> _RECORDS FOR THE EXERCISE_:
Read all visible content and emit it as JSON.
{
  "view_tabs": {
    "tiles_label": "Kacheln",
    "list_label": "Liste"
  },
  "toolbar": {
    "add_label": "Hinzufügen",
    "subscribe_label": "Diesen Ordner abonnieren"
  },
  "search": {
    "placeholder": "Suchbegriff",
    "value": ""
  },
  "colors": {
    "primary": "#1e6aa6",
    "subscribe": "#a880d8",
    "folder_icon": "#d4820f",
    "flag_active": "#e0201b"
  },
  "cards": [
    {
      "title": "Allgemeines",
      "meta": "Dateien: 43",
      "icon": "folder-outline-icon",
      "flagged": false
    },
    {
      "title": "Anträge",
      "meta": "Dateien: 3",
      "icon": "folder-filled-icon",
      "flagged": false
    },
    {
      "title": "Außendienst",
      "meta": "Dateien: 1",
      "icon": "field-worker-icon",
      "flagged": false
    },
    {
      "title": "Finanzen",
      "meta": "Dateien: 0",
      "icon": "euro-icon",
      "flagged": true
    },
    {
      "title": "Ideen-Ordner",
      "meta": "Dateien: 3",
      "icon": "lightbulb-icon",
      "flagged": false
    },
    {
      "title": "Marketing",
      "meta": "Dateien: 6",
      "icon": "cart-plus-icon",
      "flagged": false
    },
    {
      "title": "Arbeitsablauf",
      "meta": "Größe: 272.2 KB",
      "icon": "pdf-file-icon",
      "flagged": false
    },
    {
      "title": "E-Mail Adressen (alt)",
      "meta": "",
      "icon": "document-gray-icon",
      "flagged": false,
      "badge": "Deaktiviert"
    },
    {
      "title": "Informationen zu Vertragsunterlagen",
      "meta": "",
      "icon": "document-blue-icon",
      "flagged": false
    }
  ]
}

> _SHORT EXERCISE_:
Quote each line of the data above exactly as written.

> _THE COMPLETED TASK_:
Read all visible content and emit it as JSON.
{
  "view_tabs": {
    "tiles_label": "Kacheln",
    "list_label": "Liste"
  },
  "toolbar": {
    "add_label": "Hinzufügen",
    "subscribe_label": "Diesen Ordner abonnieren"
  },
  "search": {
    "placeholder": "Suchbegriff",
    "value": ""
  },
  "colors": {
    "primary": "#1e6aa6",
    "subscribe": "#a880d8",
    "folder_icon": "#d4820f",
    "flag_active": "#e0201b"
  },
  "cards": [
    {
      "title": "Allgemeines",
      "meta": "Dateien: 43",
      "icon": "folder-outline-icon",
      "flagged": false
    },
    {
      "title": "Anträge",
      "meta": "Dateien: 3",
      "icon": "folder-filled-icon",
      "flagged": false
    },
    {
      "title": "Außendienst",
      "meta": "Dateien: 1",
      "icon": "field-worker-icon",
      "flagged": false
    },
    {
      "title": "Finanzen",
      "meta": "Dateien: 0",
      "icon": "euro-icon",
      "flagged": true
    },
    {
      "title": "Ideen-Ordner",
      "meta": "Dateien: 3",
      "icon": "lightbulb-icon",
      "flagged": false
    },
    {
      "title": "Marketing",
      "meta": "Dateien: 6",
      "icon": "cart-plus-icon",
      "flagged": false
    },
    {
      "title": "Arbeitsablauf",
      "meta": "Größe: 272.2 KB",
      "icon": "pdf-file-icon",
      "flagged": false
    },
    {
      "title": "E-Mail Adressen (alt)",
      "meta": "",
      "icon": "document-gray-icon",
      "flagged": false,
      "badge": "Deaktiviert"
    },
    {
      "title": "Informationen zu Vertragsunterlagen",
      "meta": "",
      "icon": "document-blue-icon",
      "flagged": false
    }
  ]
}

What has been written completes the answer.